Quote, word for word, only the lines running from the line with "Extract all the data from this chart as JSON." through the end of the listing. Leave out the pictures.
********
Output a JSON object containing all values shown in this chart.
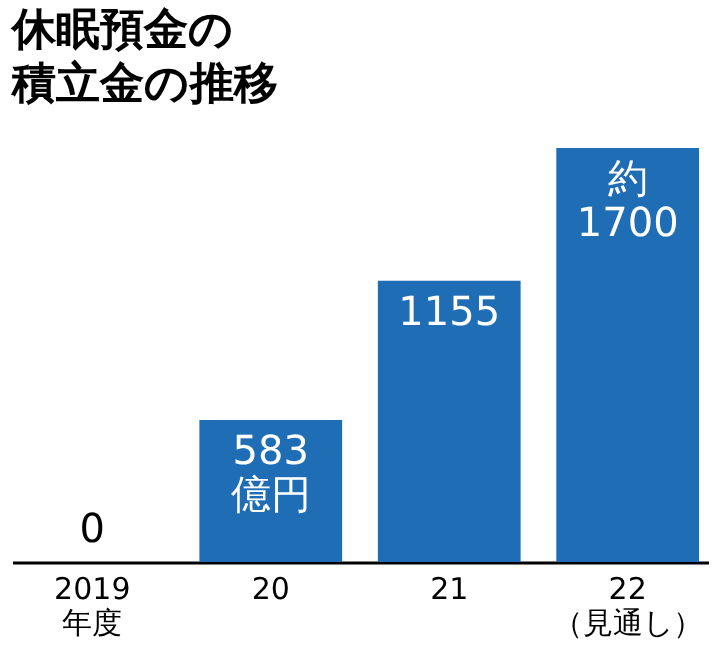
{
  "chart_data": {
    "type": "bar",
    "title": "休眠預金の積立金の推移",
    "categories": [
      "2019\n年度",
      "20",
      "21",
      "22\n（見通し）"
    ],
    "values": [
      0,
      583,
      1155,
      1700
    ],
    "value_labels": [
      "0",
      "583\n億円",
      "1155",
      "約\n1700"
    ],
    "color": "#1f6db5"
  }
}
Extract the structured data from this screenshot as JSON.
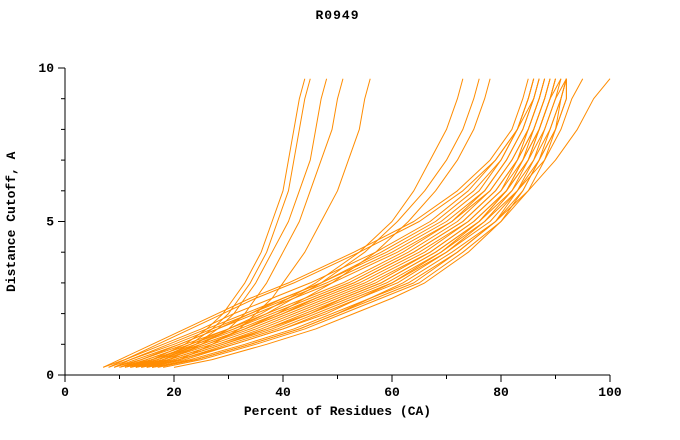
{
  "chart_data": {
    "type": "line",
    "title": "R0949",
    "xlabel": "Percent of Residues (CA)",
    "ylabel": "Distance Cutoff, A",
    "xlim": [
      0,
      100
    ],
    "ylim": [
      0,
      10
    ],
    "x_ticks": {
      "major": [
        0,
        20,
        40,
        60,
        80,
        100
      ],
      "minor": [
        10,
        30,
        50,
        70,
        90
      ]
    },
    "y_ticks": {
      "major": [
        0,
        5,
        10
      ],
      "minor": [
        1,
        2,
        3,
        4,
        6,
        7,
        8,
        9
      ]
    },
    "line_color": "#ff8c00",
    "axis_color": "#000000",
    "background_color": "#ffffff",
    "legend": "none",
    "grid": false,
    "y_levels": [
      0.25,
      0.5,
      1,
      1.5,
      2,
      2.5,
      3,
      4,
      5,
      6,
      7,
      8,
      9,
      9.65
    ],
    "series": [
      [
        7,
        10,
        16,
        22,
        28,
        34,
        41,
        53,
        64,
        72,
        78,
        82,
        84,
        85
      ],
      [
        8,
        12,
        19,
        26,
        33,
        40,
        47,
        59,
        69,
        76,
        80,
        83,
        85,
        86
      ],
      [
        9,
        13,
        21,
        28,
        35,
        42,
        49,
        61,
        71,
        77,
        81,
        84,
        86,
        87
      ],
      [
        10,
        15,
        23,
        31,
        38,
        45,
        52,
        63,
        72,
        78,
        82,
        85,
        87,
        88
      ],
      [
        11,
        16,
        25,
        33,
        40,
        47,
        54,
        65,
        74,
        80,
        84,
        86,
        88,
        89
      ],
      [
        12,
        18,
        27,
        35,
        42,
        49,
        56,
        67,
        75,
        81,
        85,
        87,
        89,
        90
      ],
      [
        13,
        19,
        28,
        37,
        44,
        51,
        58,
        68,
        76,
        82,
        85,
        88,
        90,
        91
      ],
      [
        14,
        21,
        30,
        39,
        46,
        53,
        60,
        70,
        77,
        82,
        86,
        88,
        90,
        92
      ],
      [
        8,
        11,
        17,
        23,
        29,
        35,
        42,
        54,
        65,
        73,
        79,
        83,
        85,
        86
      ],
      [
        9,
        14,
        22,
        30,
        37,
        44,
        51,
        62,
        71,
        78,
        82,
        85,
        87,
        88
      ],
      [
        10,
        14,
        21,
        28,
        34,
        41,
        48,
        60,
        70,
        77,
        81,
        84,
        86,
        87
      ],
      [
        11,
        17,
        26,
        34,
        41,
        48,
        55,
        66,
        74,
        80,
        83,
        86,
        88,
        89
      ],
      [
        12,
        17,
        25,
        33,
        40,
        46,
        53,
        64,
        73,
        79,
        83,
        85,
        87,
        88
      ],
      [
        13,
        20,
        29,
        38,
        45,
        52,
        59,
        69,
        76,
        81,
        84,
        87,
        89,
        90
      ],
      [
        15,
        22,
        31,
        40,
        47,
        54,
        61,
        70,
        78,
        83,
        86,
        89,
        91,
        92
      ],
      [
        16,
        23,
        33,
        42,
        49,
        56,
        63,
        72,
        79,
        83,
        87,
        89,
        91,
        92
      ],
      [
        18,
        25,
        35,
        44,
        51,
        58,
        65,
        73,
        80,
        84,
        87,
        90,
        91,
        92
      ],
      [
        20,
        27,
        37,
        46,
        53,
        60,
        66,
        74,
        80,
        85,
        88,
        90,
        92,
        92
      ],
      [
        7,
        11,
        18,
        25,
        31,
        38,
        45,
        57,
        67,
        74,
        79,
        83,
        85,
        86
      ],
      [
        9,
        12,
        20,
        27,
        34,
        40,
        47,
        58,
        68,
        75,
        80,
        83,
        86,
        87
      ],
      [
        10,
        16,
        24,
        32,
        39,
        46,
        53,
        64,
        73,
        79,
        83,
        86,
        88,
        89
      ],
      [
        12,
        19,
        28,
        36,
        43,
        50,
        57,
        67,
        75,
        81,
        84,
        87,
        89,
        90
      ],
      [
        14,
        20,
        29,
        37,
        45,
        51,
        58,
        68,
        76,
        81,
        85,
        87,
        89,
        91
      ],
      [
        16,
        24,
        34,
        43,
        50,
        57,
        64,
        72,
        79,
        84,
        87,
        90,
        92,
        92
      ],
      [
        12,
        16,
        24,
        31,
        37,
        42,
        47,
        55,
        61,
        66,
        70,
        73,
        75,
        76
      ],
      [
        11,
        15,
        23,
        30,
        36,
        41,
        46,
        54,
        60,
        64,
        67,
        70,
        72,
        73
      ],
      [
        13,
        18,
        26,
        33,
        39,
        44,
        49,
        57,
        63,
        68,
        72,
        75,
        77,
        78
      ],
      [
        13,
        17,
        23,
        27,
        30,
        32,
        34,
        37,
        39,
        41,
        42,
        43,
        44,
        45
      ],
      [
        14,
        18,
        24,
        28,
        31,
        33,
        35,
        38,
        41,
        43,
        45,
        46,
        47,
        48
      ],
      [
        15,
        19,
        25,
        30,
        33,
        35,
        37,
        40,
        43,
        45,
        47,
        49,
        50,
        51
      ],
      [
        16,
        21,
        27,
        32,
        35,
        38,
        40,
        44,
        47,
        50,
        52,
        54,
        55,
        56
      ],
      [
        12,
        16,
        22,
        26,
        29,
        31,
        33,
        36,
        38,
        40,
        41,
        42,
        43,
        44
      ],
      [
        17,
        24,
        34,
        43,
        50,
        56,
        62,
        71,
        79,
        85,
        90,
        94,
        97,
        100
      ],
      [
        15,
        21,
        31,
        40,
        48,
        54,
        60,
        69,
        77,
        83,
        88,
        91,
        93,
        95
      ]
    ]
  }
}
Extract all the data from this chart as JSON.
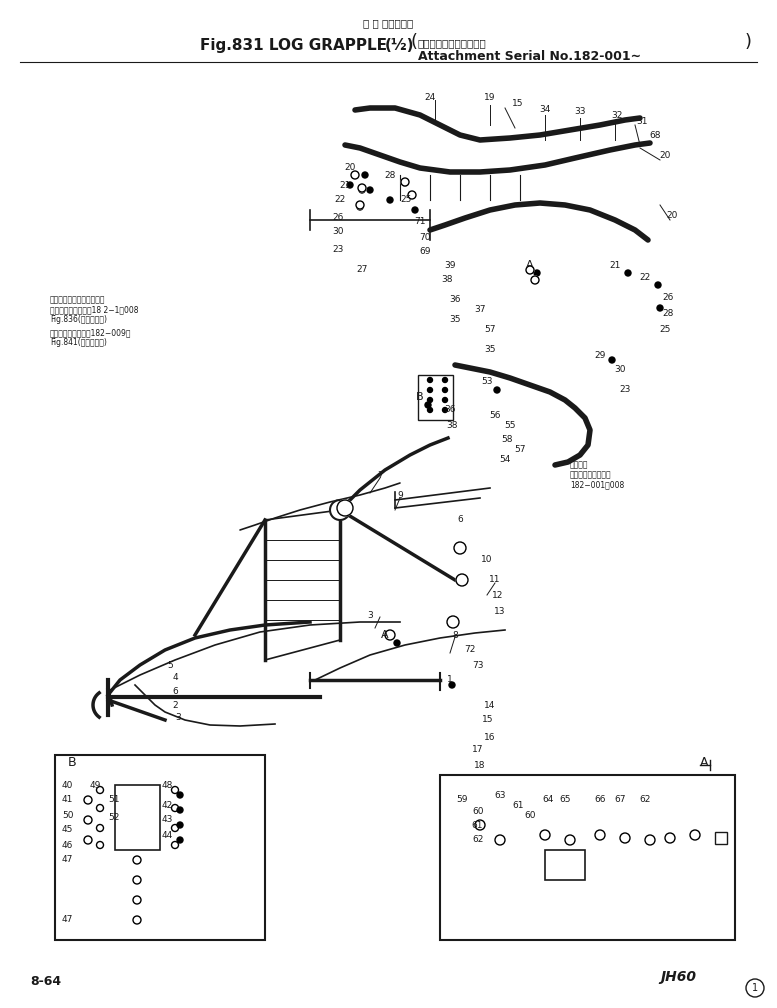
{
  "title_jp": "ロ グ グラップル",
  "title_en": "Fig.831 LOG GRAPPLE",
  "title_fraction": "(½)",
  "title_note_jp": "アタッチメント適用号等",
  "title_note_en": "Attachment Serial No.182-001∼",
  "page_num": "8-64",
  "brand": "JH60",
  "circle_num": "1",
  "bg_color": "#ffffff",
  "ink_color": "#1a1a1a",
  "note_left_1": "共用ハイドロリックライン",
  "note_left_2": "アタッチメント号等18 2−1～008",
  "note_left_3": "Fig.836(本機配管用)",
  "note_left_4": "アタッチメント号等182−009〜",
  "note_left_5": "Fig.841(本機配管用)",
  "note_right_1": "共用指定",
  "note_right_2": "アタッチメント号等",
  "note_right_3": "182−001～008"
}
********
• **Expected output**:
Extract all the data from this chart as JSON.
{
  "title_jp": "ロ グ グラップル",
  "title_en": "Fig.831 LOG GRAPPLE",
  "title_fraction": "(½)",
  "title_note_jp": "アタッチメント適用号等",
  "title_note_en": "Attachment Serial No.182-001∼",
  "page_num": "8-64",
  "brand": "JH60",
  "circle_num": "1",
  "bg_color": "#ffffff",
  "ink_color": "#1a1a1a",
  "note_left_1": "共用ハイドロリックライン",
  "note_left_2": "アタッチメント号等18 2−1～008",
  "note_left_3": "Fig.836(本機配管用)",
  "note_left_4": "アタッチメント号等182−009〜",
  "note_left_5": "Fig.841(本機配管用)",
  "note_right_1": "共用指定",
  "note_right_2": "アタッチメント号等",
  "note_right_3": "182−001～008"
}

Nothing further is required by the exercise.